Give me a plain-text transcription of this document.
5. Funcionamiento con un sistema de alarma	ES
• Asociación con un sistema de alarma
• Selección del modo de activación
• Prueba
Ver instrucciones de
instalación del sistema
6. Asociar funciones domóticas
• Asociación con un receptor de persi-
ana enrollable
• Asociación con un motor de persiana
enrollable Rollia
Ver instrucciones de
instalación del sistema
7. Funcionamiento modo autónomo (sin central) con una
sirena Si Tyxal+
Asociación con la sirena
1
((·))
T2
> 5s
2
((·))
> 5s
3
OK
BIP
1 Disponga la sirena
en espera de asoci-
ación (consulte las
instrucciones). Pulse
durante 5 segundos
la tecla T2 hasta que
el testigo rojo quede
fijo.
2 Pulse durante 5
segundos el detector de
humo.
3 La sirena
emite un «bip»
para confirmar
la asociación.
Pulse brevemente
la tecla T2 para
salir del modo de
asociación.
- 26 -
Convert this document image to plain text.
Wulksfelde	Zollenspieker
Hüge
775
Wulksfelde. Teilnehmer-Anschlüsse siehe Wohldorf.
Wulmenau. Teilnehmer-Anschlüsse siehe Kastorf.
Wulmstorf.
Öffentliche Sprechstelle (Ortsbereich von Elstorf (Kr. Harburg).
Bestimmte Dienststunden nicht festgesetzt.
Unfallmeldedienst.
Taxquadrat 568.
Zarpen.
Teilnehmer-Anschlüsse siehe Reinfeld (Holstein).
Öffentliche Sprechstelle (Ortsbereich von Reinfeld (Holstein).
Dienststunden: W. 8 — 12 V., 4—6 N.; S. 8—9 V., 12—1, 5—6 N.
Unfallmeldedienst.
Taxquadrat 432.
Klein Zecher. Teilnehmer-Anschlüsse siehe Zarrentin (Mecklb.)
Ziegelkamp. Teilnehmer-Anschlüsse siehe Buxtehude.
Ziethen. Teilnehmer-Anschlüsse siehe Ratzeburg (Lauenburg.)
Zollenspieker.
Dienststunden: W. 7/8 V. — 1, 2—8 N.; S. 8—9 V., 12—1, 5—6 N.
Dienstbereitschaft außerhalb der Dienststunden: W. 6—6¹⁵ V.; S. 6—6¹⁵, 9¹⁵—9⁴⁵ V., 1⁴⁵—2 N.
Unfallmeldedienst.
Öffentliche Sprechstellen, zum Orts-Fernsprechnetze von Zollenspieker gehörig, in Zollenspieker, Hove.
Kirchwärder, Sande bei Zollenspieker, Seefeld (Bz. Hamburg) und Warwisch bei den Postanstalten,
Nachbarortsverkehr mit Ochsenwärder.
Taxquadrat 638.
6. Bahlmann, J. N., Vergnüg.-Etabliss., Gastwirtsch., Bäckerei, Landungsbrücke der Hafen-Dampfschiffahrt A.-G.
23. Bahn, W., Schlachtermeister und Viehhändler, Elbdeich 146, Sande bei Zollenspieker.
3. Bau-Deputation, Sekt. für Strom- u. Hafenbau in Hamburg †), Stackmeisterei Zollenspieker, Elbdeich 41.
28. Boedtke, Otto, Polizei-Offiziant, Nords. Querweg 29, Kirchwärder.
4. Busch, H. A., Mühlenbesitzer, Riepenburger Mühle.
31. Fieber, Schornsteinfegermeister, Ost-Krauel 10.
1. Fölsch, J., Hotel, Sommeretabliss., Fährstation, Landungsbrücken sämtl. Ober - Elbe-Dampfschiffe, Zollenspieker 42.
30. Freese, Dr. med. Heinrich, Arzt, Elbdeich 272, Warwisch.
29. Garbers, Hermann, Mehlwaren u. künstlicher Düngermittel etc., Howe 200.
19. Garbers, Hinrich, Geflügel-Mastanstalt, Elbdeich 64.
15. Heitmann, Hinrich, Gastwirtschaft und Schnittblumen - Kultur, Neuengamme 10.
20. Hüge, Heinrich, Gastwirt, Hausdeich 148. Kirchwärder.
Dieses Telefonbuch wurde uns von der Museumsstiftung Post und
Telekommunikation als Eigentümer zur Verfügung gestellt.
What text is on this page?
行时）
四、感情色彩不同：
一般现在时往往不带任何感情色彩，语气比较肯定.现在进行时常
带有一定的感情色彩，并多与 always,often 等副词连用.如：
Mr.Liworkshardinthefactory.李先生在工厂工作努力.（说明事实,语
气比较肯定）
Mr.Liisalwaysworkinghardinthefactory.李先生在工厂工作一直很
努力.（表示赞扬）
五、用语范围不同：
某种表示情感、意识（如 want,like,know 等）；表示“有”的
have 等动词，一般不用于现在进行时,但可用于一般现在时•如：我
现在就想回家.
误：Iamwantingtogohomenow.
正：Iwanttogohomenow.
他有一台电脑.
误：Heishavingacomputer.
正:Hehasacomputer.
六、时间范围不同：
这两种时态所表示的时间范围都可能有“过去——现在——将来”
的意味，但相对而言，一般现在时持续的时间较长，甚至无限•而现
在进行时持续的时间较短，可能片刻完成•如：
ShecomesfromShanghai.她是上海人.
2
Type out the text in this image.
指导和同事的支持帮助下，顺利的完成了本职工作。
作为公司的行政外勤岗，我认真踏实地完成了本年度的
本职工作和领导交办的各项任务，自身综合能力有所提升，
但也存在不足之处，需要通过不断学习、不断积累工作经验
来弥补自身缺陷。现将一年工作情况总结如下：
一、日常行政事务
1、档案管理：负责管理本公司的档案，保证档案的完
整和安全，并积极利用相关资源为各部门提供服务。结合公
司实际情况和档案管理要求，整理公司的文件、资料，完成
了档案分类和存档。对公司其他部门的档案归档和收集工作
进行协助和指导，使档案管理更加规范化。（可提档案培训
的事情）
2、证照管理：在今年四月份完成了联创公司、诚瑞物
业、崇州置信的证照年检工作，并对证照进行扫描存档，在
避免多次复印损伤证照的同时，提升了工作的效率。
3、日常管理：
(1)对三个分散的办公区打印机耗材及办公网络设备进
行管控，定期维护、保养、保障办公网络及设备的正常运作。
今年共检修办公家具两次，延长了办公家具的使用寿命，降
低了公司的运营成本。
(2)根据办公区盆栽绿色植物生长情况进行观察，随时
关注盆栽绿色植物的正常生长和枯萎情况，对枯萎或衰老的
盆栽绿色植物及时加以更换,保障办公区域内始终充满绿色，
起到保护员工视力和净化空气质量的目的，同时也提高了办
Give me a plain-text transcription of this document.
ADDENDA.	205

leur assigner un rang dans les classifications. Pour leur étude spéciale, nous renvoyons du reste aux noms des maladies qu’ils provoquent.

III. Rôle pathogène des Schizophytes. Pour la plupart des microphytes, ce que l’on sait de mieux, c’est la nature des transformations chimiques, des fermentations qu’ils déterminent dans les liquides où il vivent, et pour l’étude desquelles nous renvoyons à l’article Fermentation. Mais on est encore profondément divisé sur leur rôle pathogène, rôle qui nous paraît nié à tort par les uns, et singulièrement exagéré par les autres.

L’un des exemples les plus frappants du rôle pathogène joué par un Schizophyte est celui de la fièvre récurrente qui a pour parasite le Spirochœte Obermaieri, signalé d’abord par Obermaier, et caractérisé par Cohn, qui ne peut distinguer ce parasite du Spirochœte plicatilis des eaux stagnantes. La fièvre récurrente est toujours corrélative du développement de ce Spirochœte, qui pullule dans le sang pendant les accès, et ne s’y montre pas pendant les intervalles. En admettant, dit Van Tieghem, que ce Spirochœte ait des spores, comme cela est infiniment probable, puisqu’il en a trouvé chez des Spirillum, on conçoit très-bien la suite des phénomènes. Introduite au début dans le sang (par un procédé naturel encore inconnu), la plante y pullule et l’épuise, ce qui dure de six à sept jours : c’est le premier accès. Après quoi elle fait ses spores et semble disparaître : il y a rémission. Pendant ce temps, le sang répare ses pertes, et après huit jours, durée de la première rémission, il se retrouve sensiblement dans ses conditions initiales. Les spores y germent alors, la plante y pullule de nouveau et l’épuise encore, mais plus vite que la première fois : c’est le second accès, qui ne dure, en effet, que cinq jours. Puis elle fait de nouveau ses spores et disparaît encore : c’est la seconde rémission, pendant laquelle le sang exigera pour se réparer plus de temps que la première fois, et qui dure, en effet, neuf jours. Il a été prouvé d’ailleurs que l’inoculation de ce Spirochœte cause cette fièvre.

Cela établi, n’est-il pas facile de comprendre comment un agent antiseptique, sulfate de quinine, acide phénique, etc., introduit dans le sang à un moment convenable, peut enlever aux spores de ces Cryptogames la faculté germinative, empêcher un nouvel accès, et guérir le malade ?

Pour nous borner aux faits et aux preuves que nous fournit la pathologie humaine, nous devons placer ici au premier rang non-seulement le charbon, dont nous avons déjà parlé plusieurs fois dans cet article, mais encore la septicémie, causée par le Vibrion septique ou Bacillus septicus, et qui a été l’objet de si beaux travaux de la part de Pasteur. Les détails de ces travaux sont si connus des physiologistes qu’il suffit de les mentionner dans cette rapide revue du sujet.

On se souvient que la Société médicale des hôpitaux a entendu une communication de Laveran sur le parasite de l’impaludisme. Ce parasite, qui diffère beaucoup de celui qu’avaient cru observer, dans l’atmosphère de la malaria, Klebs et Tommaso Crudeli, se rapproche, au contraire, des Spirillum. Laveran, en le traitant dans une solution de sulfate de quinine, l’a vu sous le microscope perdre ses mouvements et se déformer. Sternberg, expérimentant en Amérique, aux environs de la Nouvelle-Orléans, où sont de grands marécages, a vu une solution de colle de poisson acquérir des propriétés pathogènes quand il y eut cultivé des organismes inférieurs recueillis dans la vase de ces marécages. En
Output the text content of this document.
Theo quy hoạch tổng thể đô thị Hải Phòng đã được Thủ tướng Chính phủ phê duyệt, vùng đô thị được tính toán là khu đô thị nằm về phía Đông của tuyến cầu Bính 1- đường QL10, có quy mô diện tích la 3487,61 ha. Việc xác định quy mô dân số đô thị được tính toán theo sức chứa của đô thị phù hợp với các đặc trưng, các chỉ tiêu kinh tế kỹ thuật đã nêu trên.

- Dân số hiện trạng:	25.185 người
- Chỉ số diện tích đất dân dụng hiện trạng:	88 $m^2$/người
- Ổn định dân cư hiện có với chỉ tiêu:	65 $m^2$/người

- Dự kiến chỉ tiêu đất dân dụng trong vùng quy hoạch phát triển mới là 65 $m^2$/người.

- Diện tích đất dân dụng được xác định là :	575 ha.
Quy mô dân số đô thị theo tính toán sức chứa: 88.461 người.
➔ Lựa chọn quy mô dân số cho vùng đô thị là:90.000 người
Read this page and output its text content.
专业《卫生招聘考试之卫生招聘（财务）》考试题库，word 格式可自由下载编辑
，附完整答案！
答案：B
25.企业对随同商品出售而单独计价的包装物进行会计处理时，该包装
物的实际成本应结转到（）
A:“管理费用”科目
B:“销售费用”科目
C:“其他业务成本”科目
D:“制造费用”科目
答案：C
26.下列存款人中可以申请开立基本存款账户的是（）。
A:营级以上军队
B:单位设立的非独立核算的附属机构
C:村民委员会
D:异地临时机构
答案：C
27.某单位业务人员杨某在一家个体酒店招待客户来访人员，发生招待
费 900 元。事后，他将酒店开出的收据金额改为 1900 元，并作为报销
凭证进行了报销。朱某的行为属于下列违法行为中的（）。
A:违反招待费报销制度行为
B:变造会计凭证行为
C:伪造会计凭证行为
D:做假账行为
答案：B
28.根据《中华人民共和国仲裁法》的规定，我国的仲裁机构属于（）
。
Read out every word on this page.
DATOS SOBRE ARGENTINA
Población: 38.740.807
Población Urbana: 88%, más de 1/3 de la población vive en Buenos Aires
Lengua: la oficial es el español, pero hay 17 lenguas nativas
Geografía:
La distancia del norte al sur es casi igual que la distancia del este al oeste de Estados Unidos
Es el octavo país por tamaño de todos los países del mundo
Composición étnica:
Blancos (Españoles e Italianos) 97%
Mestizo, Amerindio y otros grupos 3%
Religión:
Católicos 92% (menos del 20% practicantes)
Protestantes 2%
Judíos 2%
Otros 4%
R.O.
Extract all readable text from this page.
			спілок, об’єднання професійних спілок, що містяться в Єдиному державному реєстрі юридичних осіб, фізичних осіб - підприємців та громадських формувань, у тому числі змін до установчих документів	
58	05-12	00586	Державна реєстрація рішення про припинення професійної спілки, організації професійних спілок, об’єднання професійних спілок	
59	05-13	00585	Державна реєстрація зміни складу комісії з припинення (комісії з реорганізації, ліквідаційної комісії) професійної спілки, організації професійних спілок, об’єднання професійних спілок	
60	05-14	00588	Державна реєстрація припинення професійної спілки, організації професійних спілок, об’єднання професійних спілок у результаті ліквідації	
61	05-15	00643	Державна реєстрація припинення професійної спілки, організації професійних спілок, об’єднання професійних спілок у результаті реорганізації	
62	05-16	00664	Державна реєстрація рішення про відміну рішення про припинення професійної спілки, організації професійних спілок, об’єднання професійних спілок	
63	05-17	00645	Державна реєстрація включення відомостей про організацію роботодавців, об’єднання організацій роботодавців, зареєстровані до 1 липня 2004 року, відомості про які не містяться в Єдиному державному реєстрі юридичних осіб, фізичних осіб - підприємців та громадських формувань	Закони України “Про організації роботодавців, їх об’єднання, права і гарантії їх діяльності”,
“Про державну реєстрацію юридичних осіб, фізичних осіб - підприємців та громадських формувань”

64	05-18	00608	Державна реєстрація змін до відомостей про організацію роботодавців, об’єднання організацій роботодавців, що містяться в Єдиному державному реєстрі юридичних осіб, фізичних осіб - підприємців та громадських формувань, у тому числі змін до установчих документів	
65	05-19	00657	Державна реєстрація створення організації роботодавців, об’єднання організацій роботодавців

◇ ◇ ◇ ◇

- _EXERCISE BRIEF_: Read through the entries and copy every line that includes "page".

- _EXERCISE ANSWER_:
What text is on this page?
Read this page and output its text content.
Read out every word on this page.
Extract all readable text from this page.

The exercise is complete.